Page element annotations
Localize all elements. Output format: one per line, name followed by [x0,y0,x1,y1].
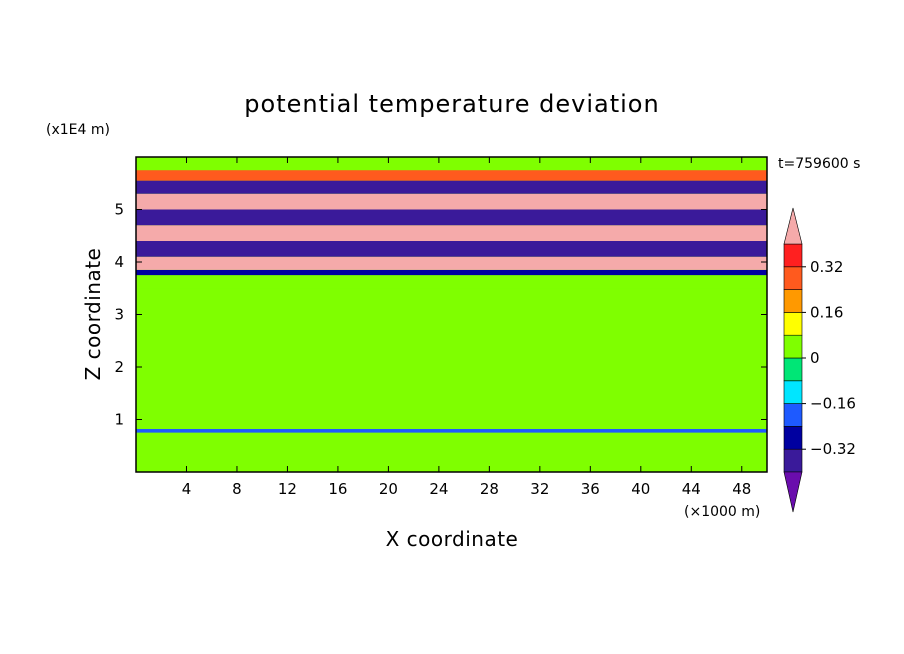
colorbar-segment [783,357,803,382]
colorbar-segment [783,266,803,290]
plot-area [135,156,768,473]
y-axis-label: Z coordinate [81,248,105,381]
x-tick-label: 28 [480,480,499,498]
x-tick-label: 20 [379,480,398,498]
colorbar-segment [783,243,803,268]
y-tick-label: 4 [114,253,124,271]
colorbar-lower-arrow [783,471,803,513]
x-axis-ticks: 4 8 12 16 20 24 28 32 36 40 44 48 [182,157,751,498]
chart-title: potential temperature deviation [244,90,659,118]
contour-bands [136,157,767,472]
y-unit-label: (x1E4 m) [46,122,110,138]
colorbar-segment [783,403,803,427]
colorbar-segment [783,289,803,313]
x-tick-label: 4 [182,480,192,498]
x-tick-label: 32 [530,480,549,498]
x-tick-label: 12 [278,480,297,498]
x-tick-label: 44 [682,480,701,498]
contour-band [136,209,767,226]
x-tick-label: 48 [732,480,751,498]
colorbar-tick-label: −0.16 [810,395,856,413]
contour-band [136,157,767,171]
colorbar-tick-label: 0 [810,349,820,367]
y-tick-label: 5 [114,201,124,219]
x-tick-label: 36 [581,480,600,498]
y-axis-ticks: 1 2 3 4 5 [114,201,767,429]
colorbar-segment [783,380,803,404]
colorbar-segment [783,334,803,359]
contour-band [136,428,767,433]
colorbar-tick-label: 0.16 [810,303,843,321]
contour-band [136,225,767,241]
contour-band [136,241,767,257]
x-tick-label: 24 [429,480,448,498]
contour-band [136,275,767,289]
y-tick-label: 3 [114,306,124,324]
y-tick-label: 1 [114,411,124,429]
x-unit-label: (×1000 m) [684,504,760,520]
contour-band [136,269,767,276]
x-tick-label: 16 [328,480,347,498]
x-axis-label: X coordinate [386,527,519,551]
contour-band [136,180,767,194]
colorbar-segment [783,312,803,336]
x-tick-label: 40 [631,480,650,498]
contour-band [136,432,767,472]
colorbar: 0.32 0.16 0 −0.16 −0.32 [783,207,856,513]
colorbar-segment [783,426,803,450]
colorbar-segment [783,448,803,473]
y-tick-label: 2 [114,358,124,376]
colorbar-tick-label: 0.32 [810,258,843,276]
x-tick-label: 8 [232,480,242,498]
contour-band [136,256,767,270]
colorbar-upper-arrow [783,207,803,245]
time-label: t=759600 s [778,156,860,172]
contour-band [136,288,767,429]
colorbar-tick-label: −0.32 [810,440,856,458]
contour-band [136,193,767,210]
contour-band [136,170,767,181]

What is asked:
Rewrite every line of the items above as a numbered list, skipping any blank lines and leaving out the pictures.

Full response:
1. Localize all elements. Output format: one per line, name followed by [x0,y0,x1,y1].
2. colorbar-segment [783,357,803,382]
3. colorbar-segment [783,266,803,290]
4. plot-area [135,156,768,473]
5. y-axis-label: Z coordinate [81,248,105,381]
6. x-tick-label: 28 [480,480,499,498]
7. x-tick-label: 20 [379,480,398,498]
8. colorbar-segment [783,243,803,268]
9. y-tick-label: 4 [114,253,124,271]
10. colorbar-lower-arrow [783,471,803,513]
11. x-axis-ticks: 4 8 12 16 20 24 28 32 36 40 44 48 [182,157,751,498]
12. chart-title: potential temperature deviation [244,90,659,118]
13. contour-bands [136,157,767,472]
14. y-unit-label: (x1E4 m) [46,122,110,138]
15. colorbar-segment [783,403,803,427]
16. colorbar-segment [783,289,803,313]
17. x-tick-label: 4 [182,480,192,498]
18. x-tick-label: 32 [530,480,549,498]
19. x-tick-label: 12 [278,480,297,498]
20. x-tick-label: 44 [682,480,701,498]
21. contour-band [136,209,767,226]
22. x-tick-label: 48 [732,480,751,498]
23. colorbar-tick-label: −0.16 [810,395,856,413]
24. contour-band [136,157,767,171]
25. colorbar-tick-label: 0 [810,349,820,367]
26. y-tick-label: 5 [114,201,124,219]
27. x-tick-label: 36 [581,480,600,498]
28. y-axis-ticks: 1 2 3 4 5 [114,201,767,429]
29. colorbar-segment [783,380,803,404]
30. colorbar-segment [783,334,803,359]
31. contour-band [136,428,767,433]
32. colorbar-tick-label: 0.16 [810,303,843,321]
33. contour-band [136,225,767,241]
34. contour-band [136,241,767,257]
35. x-tick-label: 24 [429,480,448,498]
36. contour-band [136,275,767,289]
37. y-tick-label: 3 [114,306,124,324]
38. y-tick-label: 1 [114,411,124,429]
39. x-unit-label: (×1000 m) [684,504,760,520]
40. contour-band [136,269,767,276]
41. x-tick-label: 16 [328,480,347,498]
42. x-axis-label: X coordinate [386,527,519,551]
43. contour-band [136,180,767,194]
44. colorbar-segment [783,312,803,336]
45. x-tick-label: 40 [631,480,650,498]
46. contour-band [136,432,767,472]
47. colorbar: 0.32 0.16 0 −0.16 −0.32 [783,207,856,513]
48. colorbar-segment [783,426,803,450]
49. colorbar-segment [783,448,803,473]
50. y-tick-label: 2 [114,358,124,376]
51. colorbar-tick-label: 0.32 [810,258,843,276]
52. x-tick-label: 8 [232,480,242,498]
53. contour-band [136,256,767,270]
54. colorbar-upper-arrow [783,207,803,245]
55. time-label: t=759600 s [778,156,860,172]
56. contour-band [136,288,767,429]
57. colorbar-tick-label: −0.32 [810,440,856,458]
58. contour-band [136,193,767,210]
59. contour-band [136,170,767,181]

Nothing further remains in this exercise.